◆ **TASK MATERIAL**
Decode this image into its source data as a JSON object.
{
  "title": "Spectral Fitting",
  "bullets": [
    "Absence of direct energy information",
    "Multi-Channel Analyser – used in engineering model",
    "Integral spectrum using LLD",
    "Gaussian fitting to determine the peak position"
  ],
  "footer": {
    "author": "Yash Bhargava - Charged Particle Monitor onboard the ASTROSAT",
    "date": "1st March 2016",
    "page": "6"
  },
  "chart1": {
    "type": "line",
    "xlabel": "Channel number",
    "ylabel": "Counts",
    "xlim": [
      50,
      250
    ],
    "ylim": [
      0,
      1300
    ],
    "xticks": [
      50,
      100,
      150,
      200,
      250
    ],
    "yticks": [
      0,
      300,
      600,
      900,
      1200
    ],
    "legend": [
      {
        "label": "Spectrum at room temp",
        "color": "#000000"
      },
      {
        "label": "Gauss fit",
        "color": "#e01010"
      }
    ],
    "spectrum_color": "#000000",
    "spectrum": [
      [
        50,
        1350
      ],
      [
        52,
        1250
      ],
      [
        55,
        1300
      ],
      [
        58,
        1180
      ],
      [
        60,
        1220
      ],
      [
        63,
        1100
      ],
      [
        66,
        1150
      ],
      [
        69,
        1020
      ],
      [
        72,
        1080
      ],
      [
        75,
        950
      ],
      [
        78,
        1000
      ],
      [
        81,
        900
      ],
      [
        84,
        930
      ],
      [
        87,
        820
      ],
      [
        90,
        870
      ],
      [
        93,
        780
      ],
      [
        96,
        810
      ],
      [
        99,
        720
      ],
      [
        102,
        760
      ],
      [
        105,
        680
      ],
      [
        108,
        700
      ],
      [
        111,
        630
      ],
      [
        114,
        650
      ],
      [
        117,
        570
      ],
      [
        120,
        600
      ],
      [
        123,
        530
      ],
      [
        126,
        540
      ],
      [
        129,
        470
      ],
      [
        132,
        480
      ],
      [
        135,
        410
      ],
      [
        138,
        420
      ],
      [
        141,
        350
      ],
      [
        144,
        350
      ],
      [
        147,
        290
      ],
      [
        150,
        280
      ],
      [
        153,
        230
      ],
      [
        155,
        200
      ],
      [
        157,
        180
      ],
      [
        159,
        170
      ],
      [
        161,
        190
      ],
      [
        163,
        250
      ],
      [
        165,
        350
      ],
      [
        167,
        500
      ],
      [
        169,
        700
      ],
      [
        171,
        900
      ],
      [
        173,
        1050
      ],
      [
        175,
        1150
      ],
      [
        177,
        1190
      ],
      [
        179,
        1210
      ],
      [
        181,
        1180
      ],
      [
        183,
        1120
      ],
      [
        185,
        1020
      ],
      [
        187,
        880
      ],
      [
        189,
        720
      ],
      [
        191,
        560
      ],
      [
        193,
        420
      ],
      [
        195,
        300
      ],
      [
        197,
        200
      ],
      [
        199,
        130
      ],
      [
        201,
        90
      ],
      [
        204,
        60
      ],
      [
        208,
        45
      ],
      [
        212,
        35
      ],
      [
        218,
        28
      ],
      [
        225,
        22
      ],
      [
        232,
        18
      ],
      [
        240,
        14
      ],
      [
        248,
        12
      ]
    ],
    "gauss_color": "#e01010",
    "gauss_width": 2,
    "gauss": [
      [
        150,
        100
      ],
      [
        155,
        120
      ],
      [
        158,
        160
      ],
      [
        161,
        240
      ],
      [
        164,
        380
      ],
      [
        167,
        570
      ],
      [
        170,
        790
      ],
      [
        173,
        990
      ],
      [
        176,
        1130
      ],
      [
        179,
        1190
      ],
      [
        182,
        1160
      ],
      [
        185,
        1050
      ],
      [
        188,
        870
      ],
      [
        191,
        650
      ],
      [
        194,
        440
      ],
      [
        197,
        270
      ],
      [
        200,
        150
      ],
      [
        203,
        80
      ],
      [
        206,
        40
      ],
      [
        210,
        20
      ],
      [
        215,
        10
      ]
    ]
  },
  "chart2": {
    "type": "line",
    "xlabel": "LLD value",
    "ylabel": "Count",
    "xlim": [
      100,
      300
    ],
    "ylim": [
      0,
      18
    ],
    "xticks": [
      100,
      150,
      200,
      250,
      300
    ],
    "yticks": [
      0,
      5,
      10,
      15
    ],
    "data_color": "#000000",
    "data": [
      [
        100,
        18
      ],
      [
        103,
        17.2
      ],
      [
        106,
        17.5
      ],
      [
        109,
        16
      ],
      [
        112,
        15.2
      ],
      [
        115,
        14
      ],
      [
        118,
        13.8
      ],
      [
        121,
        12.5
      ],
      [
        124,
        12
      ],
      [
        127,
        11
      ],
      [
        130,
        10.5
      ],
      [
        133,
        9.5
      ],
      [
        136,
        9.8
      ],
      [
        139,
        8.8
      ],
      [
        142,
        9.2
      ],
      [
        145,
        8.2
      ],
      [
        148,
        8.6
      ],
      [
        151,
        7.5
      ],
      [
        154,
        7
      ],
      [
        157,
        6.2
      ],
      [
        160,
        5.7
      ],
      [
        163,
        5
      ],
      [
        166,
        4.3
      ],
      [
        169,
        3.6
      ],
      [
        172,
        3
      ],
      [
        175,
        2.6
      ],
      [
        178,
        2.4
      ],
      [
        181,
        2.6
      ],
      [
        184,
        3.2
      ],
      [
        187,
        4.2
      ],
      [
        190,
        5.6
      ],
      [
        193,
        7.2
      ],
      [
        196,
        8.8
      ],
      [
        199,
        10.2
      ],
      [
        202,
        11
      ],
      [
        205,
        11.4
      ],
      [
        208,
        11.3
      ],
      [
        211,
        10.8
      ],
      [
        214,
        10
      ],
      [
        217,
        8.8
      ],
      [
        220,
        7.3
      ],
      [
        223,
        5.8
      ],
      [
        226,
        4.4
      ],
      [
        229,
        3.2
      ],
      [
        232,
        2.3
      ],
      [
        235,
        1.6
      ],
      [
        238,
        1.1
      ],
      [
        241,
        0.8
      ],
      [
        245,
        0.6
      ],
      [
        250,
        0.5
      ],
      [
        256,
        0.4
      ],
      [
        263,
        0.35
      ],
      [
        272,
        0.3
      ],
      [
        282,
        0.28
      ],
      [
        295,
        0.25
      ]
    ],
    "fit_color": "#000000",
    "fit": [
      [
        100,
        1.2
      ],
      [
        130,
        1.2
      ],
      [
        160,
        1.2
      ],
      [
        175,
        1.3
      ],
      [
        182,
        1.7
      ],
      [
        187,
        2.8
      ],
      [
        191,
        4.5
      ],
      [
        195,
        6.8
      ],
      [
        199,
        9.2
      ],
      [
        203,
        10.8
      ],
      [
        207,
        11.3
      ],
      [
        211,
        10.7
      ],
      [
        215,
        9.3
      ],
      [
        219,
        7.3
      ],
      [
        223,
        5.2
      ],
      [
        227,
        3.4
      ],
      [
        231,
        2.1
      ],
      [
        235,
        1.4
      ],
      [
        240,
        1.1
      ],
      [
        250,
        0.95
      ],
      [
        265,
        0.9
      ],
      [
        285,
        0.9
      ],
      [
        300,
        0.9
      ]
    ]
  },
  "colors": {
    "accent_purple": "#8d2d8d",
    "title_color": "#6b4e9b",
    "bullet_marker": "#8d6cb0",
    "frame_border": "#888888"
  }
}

◆ **OBJECTIVE**
Write out the full listing exactly as given.

◆ **RESULT FOR THIS EXERCISE**
Decode this image into its source data as a JSON object.
{
  "title": "Spectral Fitting",
  "bullets": [
    "Absence of direct energy information",
    "Multi-Channel Analyser – used in engineering model",
    "Integral spectrum using LLD",
    "Gaussian fitting to determine the peak position"
  ],
  "footer": {
    "author": "Yash Bhargava - Charged Particle Monitor onboard the ASTROSAT",
    "date": "1st March 2016",
    "page": "6"
  },
  "chart1": {
    "type": "line",
    "xlabel": "Channel number",
    "ylabel": "Counts",
    "xlim": [
      50,
      250
    ],
    "ylim": [
      0,
      1300
    ],
    "xticks": [
      50,
      100,
      150,
      200,
      250
    ],
    "yticks": [
      0,
      300,
      600,
      900,
      1200
    ],
    "legend": [
      {
        "label": "Spectrum at room temp",
        "color": "#000000"
      },
      {
        "label": "Gauss fit",
        "color": "#e01010"
      }
    ],
    "spectrum_color": "#000000",
    "spectrum": [
      [
        50,
        1350
      ],
      [
        52,
        1250
      ],
      [
        55,
        1300
      ],
      [
        58,
        1180
      ],
      [
        60,
        1220
      ],
      [
        63,
        1100
      ],
      [
        66,
        1150
      ],
      [
        69,
        1020
      ],
      [
        72,
        1080
      ],
      [
        75,
        950
      ],
      [
        78,
        1000
      ],
      [
        81,
        900
      ],
      [
        84,
        930
      ],
      [
        87,
        820
      ],
      [
        90,
        870
      ],
      [
        93,
        780
      ],
      [
        96,
        810
      ],
      [
        99,
        720
      ],
      [
        102,
        760
      ],
      [
        105,
        680
      ],
      [
        108,
        700
      ],
      [
        111,
        630
      ],
      [
        114,
        650
      ],
      [
        117,
        570
      ],
      [
        120,
        600
      ],
      [
        123,
        530
      ],
      [
        126,
        540
      ],
      [
        129,
        470
      ],
      [
        132,
        480
      ],
      [
        135,
        410
      ],
      [
        138,
        420
      ],
      [
        141,
        350
      ],
      [
        144,
        350
      ],
      [
        147,
        290
      ],
      [
        150,
        280
      ],
      [
        153,
        230
      ],
      [
        155,
        200
      ],
      [
        157,
        180
      ],
      [
        159,
        170
      ],
      [
        161,
        190
      ],
      [
        163,
        250
      ],
      [
        165,
        350
      ],
      [
        167,
        500
      ],
      [
        169,
        700
      ],
      [
        171,
        900
      ],
      [
        173,
        1050
      ],
      [
        175,
        1150
      ],
      [
        177,
        1190
      ],
      [
        179,
        1210
      ],
      [
        181,
        1180
      ],
      [
        183,
        1120
      ],
      [
        185,
        1020
      ],
      [
        187,
        880
      ],
      [
        189,
        720
      ],
      [
        191,
        560
      ],
      [
        193,
        420
      ],
      [
        195,
        300
      ],
      [
        197,
        200
      ],
      [
        199,
        130
      ],
      [
        201,
        90
      ],
      [
        204,
        60
      ],
      [
        208,
        45
      ],
      [
        212,
        35
      ],
      [
        218,
        28
      ],
      [
        225,
        22
      ],
      [
        232,
        18
      ],
      [
        240,
        14
      ],
      [
        248,
        12
      ]
    ],
    "gauss_color": "#e01010",
    "gauss_width": 2,
    "gauss": [
      [
        150,
        100
      ],
      [
        155,
        120
      ],
      [
        158,
        160
      ],
      [
        161,
        240
      ],
      [
        164,
        380
      ],
      [
        167,
        570
      ],
      [
        170,
        790
      ],
      [
        173,
        990
      ],
      [
        176,
        1130
      ],
      [
        179,
        1190
      ],
      [
        182,
        1160
      ],
      [
        185,
        1050
      ],
      [
        188,
        870
      ],
      [
        191,
        650
      ],
      [
        194,
        440
      ],
      [
        197,
        270
      ],
      [
        200,
        150
      ],
      [
        203,
        80
      ],
      [
        206,
        40
      ],
      [
        210,
        20
      ],
      [
        215,
        10
      ]
    ]
  },
  "chart2": {
    "type": "line",
    "xlabel": "LLD value",
    "ylabel": "Count",
    "xlim": [
      100,
      300
    ],
    "ylim": [
      0,
      18
    ],
    "xticks": [
      100,
      150,
      200,
      250,
      300
    ],
    "yticks": [
      0,
      5,
      10,
      15
    ],
    "data_color": "#000000",
    "data": [
      [
        100,
        18
      ],
      [
        103,
        17.2
      ],
      [
        106,
        17.5
      ],
      [
        109,
        16
      ],
      [
        112,
        15.2
      ],
      [
        115,
        14
      ],
      [
        118,
        13.8
      ],
      [
        121,
        12.5
      ],
      [
        124,
        12
      ],
      [
        127,
        11
      ],
      [
        130,
        10.5
      ],
      [
        133,
        9.5
      ],
      [
        136,
        9.8
      ],
      [
        139,
        8.8
      ],
      [
        142,
        9.2
      ],
      [
        145,
        8.2
      ],
      [
        148,
        8.6
      ],
      [
        151,
        7.5
      ],
      [
        154,
        7
      ],
      [
        157,
        6.2
      ],
      [
        160,
        5.7
      ],
      [
        163,
        5
      ],
      [
        166,
        4.3
      ],
      [
        169,
        3.6
      ],
      [
        172,
        3
      ],
      [
        175,
        2.6
      ],
      [
        178,
        2.4
      ],
      [
        181,
        2.6
      ],
      [
        184,
        3.2
      ],
      [
        187,
        4.2
      ],
      [
        190,
        5.6
      ],
      [
        193,
        7.2
      ],
      [
        196,
        8.8
      ],
      [
        199,
        10.2
      ],
      [
        202,
        11
      ],
      [
        205,
        11.4
      ],
      [
        208,
        11.3
      ],
      [
        211,
        10.8
      ],
      [
        214,
        10
      ],
      [
        217,
        8.8
      ],
      [
        220,
        7.3
      ],
      [
        223,
        5.8
      ],
      [
        226,
        4.4
      ],
      [
        229,
        3.2
      ],
      [
        232,
        2.3
      ],
      [
        235,
        1.6
      ],
      [
        238,
        1.1
      ],
      [
        241,
        0.8
      ],
      [
        245,
        0.6
      ],
      [
        250,
        0.5
      ],
      [
        256,
        0.4
      ],
      [
        263,
        0.35
      ],
      [
        272,
        0.3
      ],
      [
        282,
        0.28
      ],
      [
        295,
        0.25
      ]
    ],
    "fit_color": "#000000",
    "fit": [
      [
        100,
        1.2
      ],
      [
        130,
        1.2
      ],
      [
        160,
        1.2
      ],
      [
        175,
        1.3
      ],
      [
        182,
        1.7
      ],
      [
        187,
        2.8
      ],
      [
        191,
        4.5
      ],
      [
        195,
        6.8
      ],
      [
        199,
        9.2
      ],
      [
        203,
        10.8
      ],
      [
        207,
        11.3
      ],
      [
        211,
        10.7
      ],
      [
        215,
        9.3
      ],
      [
        219,
        7.3
      ],
      [
        223,
        5.2
      ],
      [
        227,
        3.4
      ],
      [
        231,
        2.1
      ],
      [
        235,
        1.4
      ],
      [
        240,
        1.1
      ],
      [
        250,
        0.95
      ],
      [
        265,
        0.9
      ],
      [
        285,
        0.9
      ],
      [
        300,
        0.9
      ]
    ]
  },
  "colors": {
    "accent_purple": "#8d2d8d",
    "title_color": "#6b4e9b",
    "bullet_marker": "#8d6cb0",
    "frame_border": "#888888"
  }
}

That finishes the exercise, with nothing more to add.